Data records
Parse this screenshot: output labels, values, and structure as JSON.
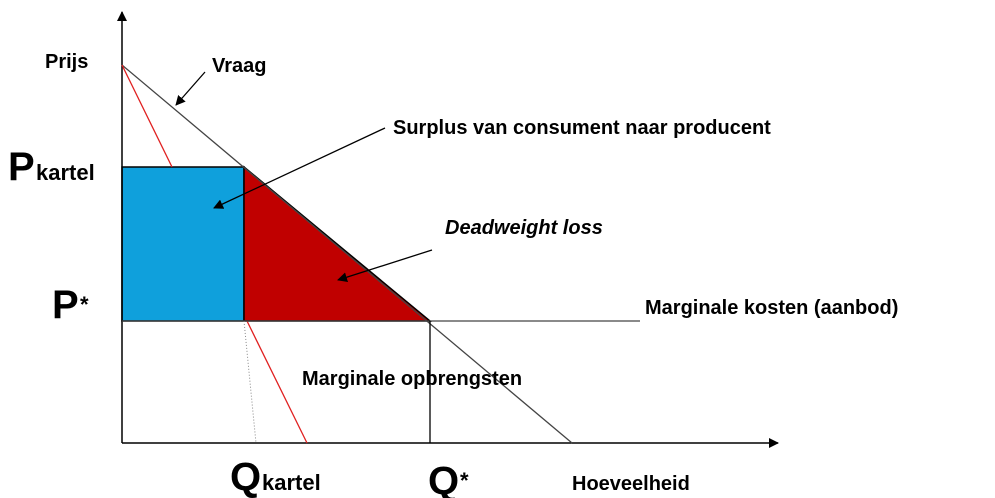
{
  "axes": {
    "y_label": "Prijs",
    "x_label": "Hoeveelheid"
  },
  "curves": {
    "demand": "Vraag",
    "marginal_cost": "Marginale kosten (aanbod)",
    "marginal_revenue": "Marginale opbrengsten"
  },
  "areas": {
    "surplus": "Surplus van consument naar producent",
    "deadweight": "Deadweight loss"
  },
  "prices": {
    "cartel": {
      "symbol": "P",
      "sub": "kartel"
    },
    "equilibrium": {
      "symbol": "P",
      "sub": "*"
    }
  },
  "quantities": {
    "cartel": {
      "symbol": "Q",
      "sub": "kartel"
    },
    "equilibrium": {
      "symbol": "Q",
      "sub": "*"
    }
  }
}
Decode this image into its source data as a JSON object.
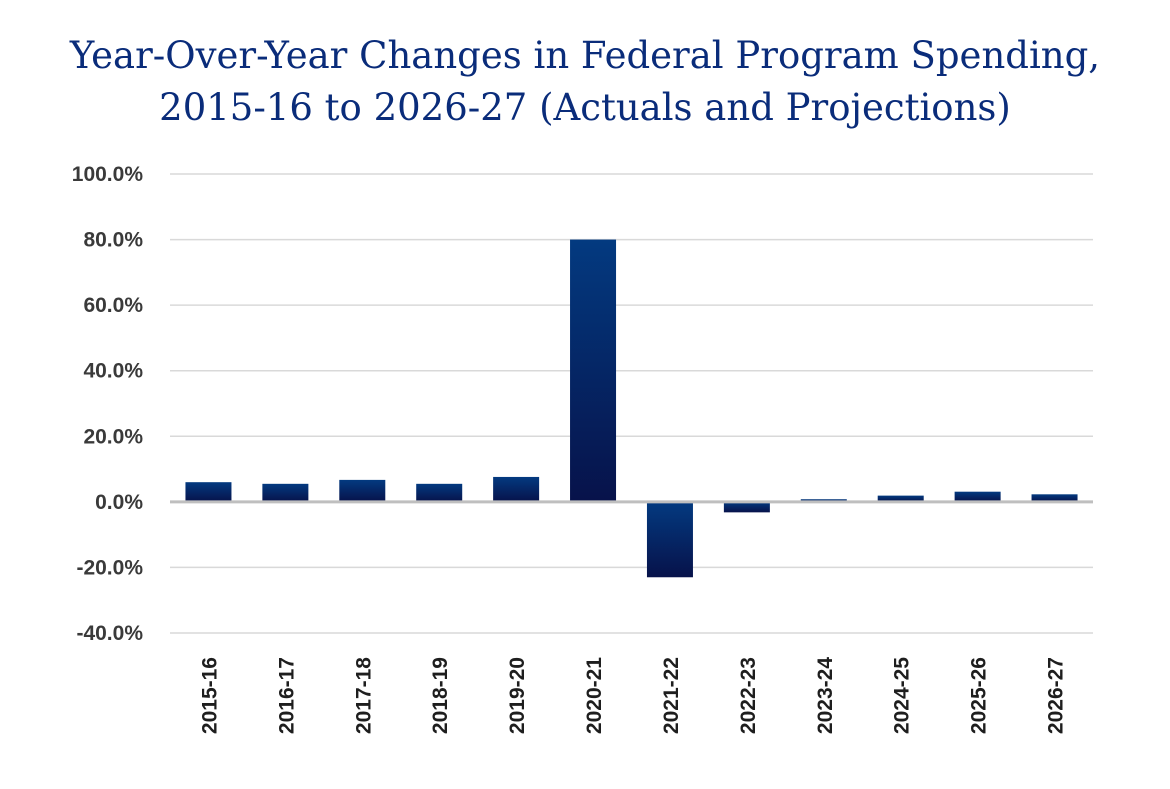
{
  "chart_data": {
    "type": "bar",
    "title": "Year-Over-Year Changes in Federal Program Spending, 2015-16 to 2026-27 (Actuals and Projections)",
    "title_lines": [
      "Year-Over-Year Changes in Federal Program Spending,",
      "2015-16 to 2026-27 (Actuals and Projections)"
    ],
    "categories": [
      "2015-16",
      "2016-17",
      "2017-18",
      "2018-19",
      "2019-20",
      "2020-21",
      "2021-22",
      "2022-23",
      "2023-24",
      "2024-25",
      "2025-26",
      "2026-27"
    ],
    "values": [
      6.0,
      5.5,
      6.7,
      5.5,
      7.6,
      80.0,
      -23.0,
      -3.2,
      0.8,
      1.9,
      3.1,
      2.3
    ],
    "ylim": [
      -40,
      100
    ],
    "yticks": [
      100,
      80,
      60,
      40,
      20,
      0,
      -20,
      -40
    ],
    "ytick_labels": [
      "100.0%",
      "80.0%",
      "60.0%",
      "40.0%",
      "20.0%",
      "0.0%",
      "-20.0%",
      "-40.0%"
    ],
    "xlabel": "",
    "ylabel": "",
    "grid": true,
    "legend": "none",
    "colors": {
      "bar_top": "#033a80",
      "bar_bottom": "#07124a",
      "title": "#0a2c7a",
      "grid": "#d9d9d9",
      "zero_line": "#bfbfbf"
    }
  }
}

Instruction
Your task is to copy the entries in full and exactly, without any images.

Problem solution
Parse this screenshot: output labels, values, and structure as JSON.
{
  "axes": {
    "y_label": "Prijs",
    "x_label": "Hoeveelheid"
  },
  "curves": {
    "demand": "Vraag",
    "marginal_cost": "Marginale kosten (aanbod)",
    "marginal_revenue": "Marginale opbrengsten"
  },
  "areas": {
    "surplus": "Surplus van consument naar producent",
    "deadweight": "Deadweight loss"
  },
  "prices": {
    "cartel": {
      "symbol": "P",
      "sub": "kartel"
    },
    "equilibrium": {
      "symbol": "P",
      "sub": "*"
    }
  },
  "quantities": {
    "cartel": {
      "symbol": "Q",
      "sub": "kartel"
    },
    "equilibrium": {
      "symbol": "Q",
      "sub": "*"
    }
  }
}
Decode this image into its source data as a JSON object.
{
  "chart_data": {
    "type": "bar",
    "title": "Year-Over-Year Changes in Federal Program Spending, 2015-16 to 2026-27 (Actuals and Projections)",
    "title_lines": [
      "Year-Over-Year Changes in Federal Program Spending,",
      "2015-16 to 2026-27 (Actuals and Projections)"
    ],
    "categories": [
      "2015-16",
      "2016-17",
      "2017-18",
      "2018-19",
      "2019-20",
      "2020-21",
      "2021-22",
      "2022-23",
      "2023-24",
      "2024-25",
      "2025-26",
      "2026-27"
    ],
    "values": [
      6.0,
      5.5,
      6.7,
      5.5,
      7.6,
      80.0,
      -23.0,
      -3.2,
      0.8,
      1.9,
      3.1,
      2.3
    ],
    "ylim": [
      -40,
      100
    ],
    "yticks": [
      100,
      80,
      60,
      40,
      20,
      0,
      -20,
      -40
    ],
    "ytick_labels": [
      "100.0%",
      "80.0%",
      "60.0%",
      "40.0%",
      "20.0%",
      "0.0%",
      "-20.0%",
      "-40.0%"
    ],
    "xlabel": "",
    "ylabel": "",
    "grid": true,
    "legend": "none",
    "colors": {
      "bar_top": "#033a80",
      "bar_bottom": "#07124a",
      "title": "#0a2c7a",
      "grid": "#d9d9d9",
      "zero_line": "#bfbfbf"
    }
  }
}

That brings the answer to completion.